• _Exercise inputs_:
•••

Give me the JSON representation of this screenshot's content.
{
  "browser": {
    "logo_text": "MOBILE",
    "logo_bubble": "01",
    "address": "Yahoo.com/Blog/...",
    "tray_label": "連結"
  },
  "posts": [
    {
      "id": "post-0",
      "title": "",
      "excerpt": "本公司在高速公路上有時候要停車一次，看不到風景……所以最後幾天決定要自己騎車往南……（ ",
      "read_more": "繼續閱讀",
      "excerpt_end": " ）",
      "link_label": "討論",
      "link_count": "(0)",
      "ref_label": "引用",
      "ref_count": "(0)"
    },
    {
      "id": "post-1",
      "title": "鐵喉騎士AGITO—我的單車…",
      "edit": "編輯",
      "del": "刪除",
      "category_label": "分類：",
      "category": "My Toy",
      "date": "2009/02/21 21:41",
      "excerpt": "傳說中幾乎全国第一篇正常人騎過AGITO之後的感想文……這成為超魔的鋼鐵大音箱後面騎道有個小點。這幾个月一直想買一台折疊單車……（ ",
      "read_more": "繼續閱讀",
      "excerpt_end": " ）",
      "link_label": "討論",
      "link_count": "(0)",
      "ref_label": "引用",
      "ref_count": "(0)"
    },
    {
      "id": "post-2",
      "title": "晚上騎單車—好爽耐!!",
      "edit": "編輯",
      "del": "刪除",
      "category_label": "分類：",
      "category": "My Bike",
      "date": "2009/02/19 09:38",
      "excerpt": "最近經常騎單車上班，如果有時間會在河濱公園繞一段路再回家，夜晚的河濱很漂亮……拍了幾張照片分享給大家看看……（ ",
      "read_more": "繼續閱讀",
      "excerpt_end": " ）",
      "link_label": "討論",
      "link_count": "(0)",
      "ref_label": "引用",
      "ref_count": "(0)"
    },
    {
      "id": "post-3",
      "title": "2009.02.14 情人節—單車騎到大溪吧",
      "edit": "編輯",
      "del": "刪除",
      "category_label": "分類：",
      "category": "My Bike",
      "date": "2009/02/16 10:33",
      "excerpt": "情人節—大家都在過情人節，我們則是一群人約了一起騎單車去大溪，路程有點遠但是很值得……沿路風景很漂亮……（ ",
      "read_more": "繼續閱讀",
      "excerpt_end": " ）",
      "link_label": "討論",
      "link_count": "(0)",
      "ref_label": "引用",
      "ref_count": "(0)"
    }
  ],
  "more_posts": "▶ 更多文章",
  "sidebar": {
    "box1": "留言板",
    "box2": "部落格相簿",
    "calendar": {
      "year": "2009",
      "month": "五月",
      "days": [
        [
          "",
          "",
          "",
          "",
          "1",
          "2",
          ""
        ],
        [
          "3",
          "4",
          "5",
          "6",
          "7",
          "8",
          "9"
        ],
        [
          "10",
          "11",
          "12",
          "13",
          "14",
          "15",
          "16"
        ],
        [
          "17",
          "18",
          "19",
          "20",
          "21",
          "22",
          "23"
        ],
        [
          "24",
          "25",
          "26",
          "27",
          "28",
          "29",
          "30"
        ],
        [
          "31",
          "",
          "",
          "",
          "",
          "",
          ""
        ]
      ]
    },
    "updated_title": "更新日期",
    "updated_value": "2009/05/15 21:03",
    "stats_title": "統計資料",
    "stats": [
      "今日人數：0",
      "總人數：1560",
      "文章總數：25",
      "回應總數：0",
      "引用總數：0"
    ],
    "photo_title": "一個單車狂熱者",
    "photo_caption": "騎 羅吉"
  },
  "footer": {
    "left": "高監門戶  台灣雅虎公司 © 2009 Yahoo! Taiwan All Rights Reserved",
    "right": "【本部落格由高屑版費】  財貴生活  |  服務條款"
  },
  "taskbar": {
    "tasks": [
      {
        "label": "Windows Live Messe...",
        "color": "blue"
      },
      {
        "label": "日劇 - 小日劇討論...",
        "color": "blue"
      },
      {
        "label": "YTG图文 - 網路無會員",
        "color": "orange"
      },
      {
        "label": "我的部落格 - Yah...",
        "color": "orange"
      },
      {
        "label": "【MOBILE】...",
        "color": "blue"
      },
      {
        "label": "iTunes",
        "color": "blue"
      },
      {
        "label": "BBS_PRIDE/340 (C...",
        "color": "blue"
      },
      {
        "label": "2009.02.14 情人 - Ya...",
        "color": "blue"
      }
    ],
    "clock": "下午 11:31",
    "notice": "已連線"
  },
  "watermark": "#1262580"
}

•••

• _What to produce_:
Make a verbatim copy of every entry shown above.

• _Problem solution_:
Give me the JSON representation of this screenshot's content.
{
  "browser": {
    "logo_text": "MOBILE",
    "logo_bubble": "01",
    "address": "Yahoo.com/Blog/...",
    "tray_label": "連結"
  },
  "posts": [
    {
      "id": "post-0",
      "title": "",
      "excerpt": "本公司在高速公路上有時候要停車一次，看不到風景……所以最後幾天決定要自己騎車往南……（ ",
      "read_more": "繼續閱讀",
      "excerpt_end": " ）",
      "link_label": "討論",
      "link_count": "(0)",
      "ref_label": "引用",
      "ref_count": "(0)"
    },
    {
      "id": "post-1",
      "title": "鐵喉騎士AGITO—我的單車…",
      "edit": "編輯",
      "del": "刪除",
      "category_label": "分類：",
      "category": "My Toy",
      "date": "2009/02/21 21:41",
      "excerpt": "傳說中幾乎全国第一篇正常人騎過AGITO之後的感想文……這成為超魔的鋼鐵大音箱後面騎道有個小點。這幾个月一直想買一台折疊單車……（ ",
      "read_more": "繼續閱讀",
      "excerpt_end": " ）",
      "link_label": "討論",
      "link_count": "(0)",
      "ref_label": "引用",
      "ref_count": "(0)"
    },
    {
      "id": "post-2",
      "title": "晚上騎單車—好爽耐!!",
      "edit": "編輯",
      "del": "刪除",
      "category_label": "分類：",
      "category": "My Bike",
      "date": "2009/02/19 09:38",
      "excerpt": "最近經常騎單車上班，如果有時間會在河濱公園繞一段路再回家，夜晚的河濱很漂亮……拍了幾張照片分享給大家看看……（ ",
      "read_more": "繼續閱讀",
      "excerpt_end": " ）",
      "link_label": "討論",
      "link_count": "(0)",
      "ref_label": "引用",
      "ref_count": "(0)"
    },
    {
      "id": "post-3",
      "title": "2009.02.14 情人節—單車騎到大溪吧",
      "edit": "編輯",
      "del": "刪除",
      "category_label": "分類：",
      "category": "My Bike",
      "date": "2009/02/16 10:33",
      "excerpt": "情人節—大家都在過情人節，我們則是一群人約了一起騎單車去大溪，路程有點遠但是很值得……沿路風景很漂亮……（ ",
      "read_more": "繼續閱讀",
      "excerpt_end": " ）",
      "link_label": "討論",
      "link_count": "(0)",
      "ref_label": "引用",
      "ref_count": "(0)"
    }
  ],
  "more_posts": "▶ 更多文章",
  "sidebar": {
    "box1": "留言板",
    "box2": "部落格相簿",
    "calendar": {
      "year": "2009",
      "month": "五月",
      "days": [
        [
          "",
          "",
          "",
          "",
          "1",
          "2",
          ""
        ],
        [
          "3",
          "4",
          "5",
          "6",
          "7",
          "8",
          "9"
        ],
        [
          "10",
          "11",
          "12",
          "13",
          "14",
          "15",
          "16"
        ],
        [
          "17",
          "18",
          "19",
          "20",
          "21",
          "22",
          "23"
        ],
        [
          "24",
          "25",
          "26",
          "27",
          "28",
          "29",
          "30"
        ],
        [
          "31",
          "",
          "",
          "",
          "",
          "",
          ""
        ]
      ]
    },
    "updated_title": "更新日期",
    "updated_value": "2009/05/15 21:03",
    "stats_title": "統計資料",
    "stats": [
      "今日人數：0",
      "總人數：1560",
      "文章總數：25",
      "回應總數：0",
      "引用總數：0"
    ],
    "photo_title": "一個單車狂熱者",
    "photo_caption": "騎 羅吉"
  },
  "footer": {
    "left": "高監門戶  台灣雅虎公司 © 2009 Yahoo! Taiwan All Rights Reserved",
    "right": "【本部落格由高屑版費】  財貴生活  |  服務條款"
  },
  "taskbar": {
    "tasks": [
      {
        "label": "Windows Live Messe...",
        "color": "blue"
      },
      {
        "label": "日劇 - 小日劇討論...",
        "color": "blue"
      },
      {
        "label": "YTG图文 - 網路無會員",
        "color": "orange"
      },
      {
        "label": "我的部落格 - Yah...",
        "color": "orange"
      },
      {
        "label": "【MOBILE】...",
        "color": "blue"
      },
      {
        "label": "iTunes",
        "color": "blue"
      },
      {
        "label": "BBS_PRIDE/340 (C...",
        "color": "blue"
      },
      {
        "label": "2009.02.14 情人 - Ya...",
        "color": "blue"
      }
    ],
    "clock": "下午 11:31",
    "notice": "已連線"
  },
  "watermark": "#1262580"
}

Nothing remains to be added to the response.